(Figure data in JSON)
────
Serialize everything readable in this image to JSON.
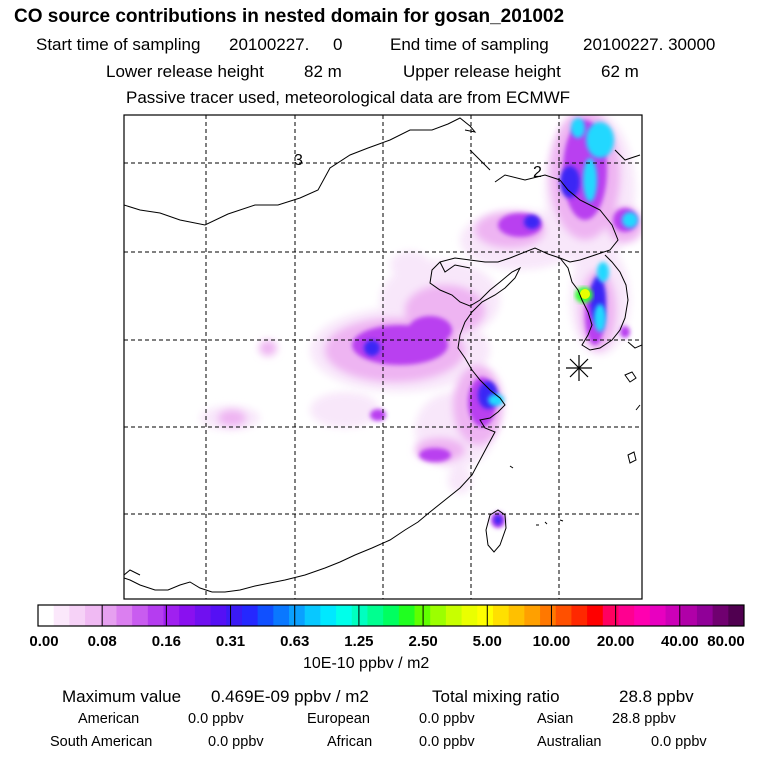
{
  "title": "CO  source contributions in nested domain for gosan_201002",
  "sampling": {
    "start_label": "Start time of sampling",
    "start_value": "20100227.     0",
    "end_label": "End time of sampling",
    "end_value": "20100227. 30000"
  },
  "release": {
    "lower_label": "Lower release height",
    "lower_value": "82 m",
    "upper_label": "Upper release height",
    "upper_value": "62 m"
  },
  "note": "Passive tracer used, meteorological data are from ECMWF",
  "map_labels": {
    "contour_3": "3",
    "contour_2": "2"
  },
  "colorbar": {
    "unit": "10E-10 ppbv / m2",
    "tick_labels": [
      "0.00",
      "0.08",
      "0.16",
      "0.31",
      "0.63",
      "1.25",
      "2.50",
      "5.00",
      "10.00",
      "20.00",
      "40.00",
      "80.00"
    ],
    "colors": [
      "#ffffff",
      "#fbe8fb",
      "#f6d2f7",
      "#f0baf3",
      "#e6a0f0",
      "#db7ff0",
      "#c95cf0",
      "#b53df0",
      "#a020f0",
      "#8a10f0",
      "#7010f0",
      "#5510f5",
      "#3b1af5",
      "#2528ff",
      "#1050ff",
      "#0a78ff",
      "#0aa0ff",
      "#08c8ff",
      "#00e8ff",
      "#00ffea",
      "#00ffc0",
      "#00ff90",
      "#00ff60",
      "#20ff20",
      "#60ff00",
      "#9cff00",
      "#c8ff00",
      "#eaff00",
      "#ffff00",
      "#ffe000",
      "#ffc000",
      "#ffa000",
      "#ff7800",
      "#ff5000",
      "#ff2800",
      "#ff0000",
      "#ff0060",
      "#ff0090",
      "#ff00b0",
      "#e800c0",
      "#cc00b8",
      "#b000a8",
      "#900098",
      "#700070",
      "#500050"
    ]
  },
  "stats": {
    "max_label": "Maximum value",
    "max_value": "0.469E-09 ppbv / m2",
    "total_label": "Total mixing ratio",
    "total_value": "28.8 ppbv"
  },
  "regions": [
    {
      "name": "American",
      "value": "0.0 ppbv"
    },
    {
      "name": "European",
      "value": "0.0 ppbv"
    },
    {
      "name": "Asian",
      "value": "28.8 ppbv"
    },
    {
      "name": "South American",
      "value": "0.0 ppbv"
    },
    {
      "name": "African",
      "value": "0.0 ppbv"
    },
    {
      "name": "Australian",
      "value": "0.0 ppbv"
    }
  ]
}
────
Requirement :: All of the entries above should be duplicated exactly, except for the pictures.

Complete output ::
Serialize everything readable in this image to JSON.
{
  "title": "CO  source contributions in nested domain for gosan_201002",
  "sampling": {
    "start_label": "Start time of sampling",
    "start_value": "20100227.     0",
    "end_label": "End time of sampling",
    "end_value": "20100227. 30000"
  },
  "release": {
    "lower_label": "Lower release height",
    "lower_value": "82 m",
    "upper_label": "Upper release height",
    "upper_value": "62 m"
  },
  "note": "Passive tracer used, meteorological data are from ECMWF",
  "map_labels": {
    "contour_3": "3",
    "contour_2": "2"
  },
  "colorbar": {
    "unit": "10E-10 ppbv / m2",
    "tick_labels": [
      "0.00",
      "0.08",
      "0.16",
      "0.31",
      "0.63",
      "1.25",
      "2.50",
      "5.00",
      "10.00",
      "20.00",
      "40.00",
      "80.00"
    ],
    "colors": [
      "#ffffff",
      "#fbe8fb",
      "#f6d2f7",
      "#f0baf3",
      "#e6a0f0",
      "#db7ff0",
      "#c95cf0",
      "#b53df0",
      "#a020f0",
      "#8a10f0",
      "#7010f0",
      "#5510f5",
      "#3b1af5",
      "#2528ff",
      "#1050ff",
      "#0a78ff",
      "#0aa0ff",
      "#08c8ff",
      "#00e8ff",
      "#00ffea",
      "#00ffc0",
      "#00ff90",
      "#00ff60",
      "#20ff20",
      "#60ff00",
      "#9cff00",
      "#c8ff00",
      "#eaff00",
      "#ffff00",
      "#ffe000",
      "#ffc000",
      "#ffa000",
      "#ff7800",
      "#ff5000",
      "#ff2800",
      "#ff0000",
      "#ff0060",
      "#ff0090",
      "#ff00b0",
      "#e800c0",
      "#cc00b8",
      "#b000a8",
      "#900098",
      "#700070",
      "#500050"
    ]
  },
  "stats": {
    "max_label": "Maximum value",
    "max_value": "0.469E-09 ppbv / m2",
    "total_label": "Total mixing ratio",
    "total_value": "28.8 ppbv"
  },
  "regions": [
    {
      "name": "American",
      "value": "0.0 ppbv"
    },
    {
      "name": "European",
      "value": "0.0 ppbv"
    },
    {
      "name": "Asian",
      "value": "28.8 ppbv"
    },
    {
      "name": "South American",
      "value": "0.0 ppbv"
    },
    {
      "name": "African",
      "value": "0.0 ppbv"
    },
    {
      "name": "Australian",
      "value": "0.0 ppbv"
    }
  ]
}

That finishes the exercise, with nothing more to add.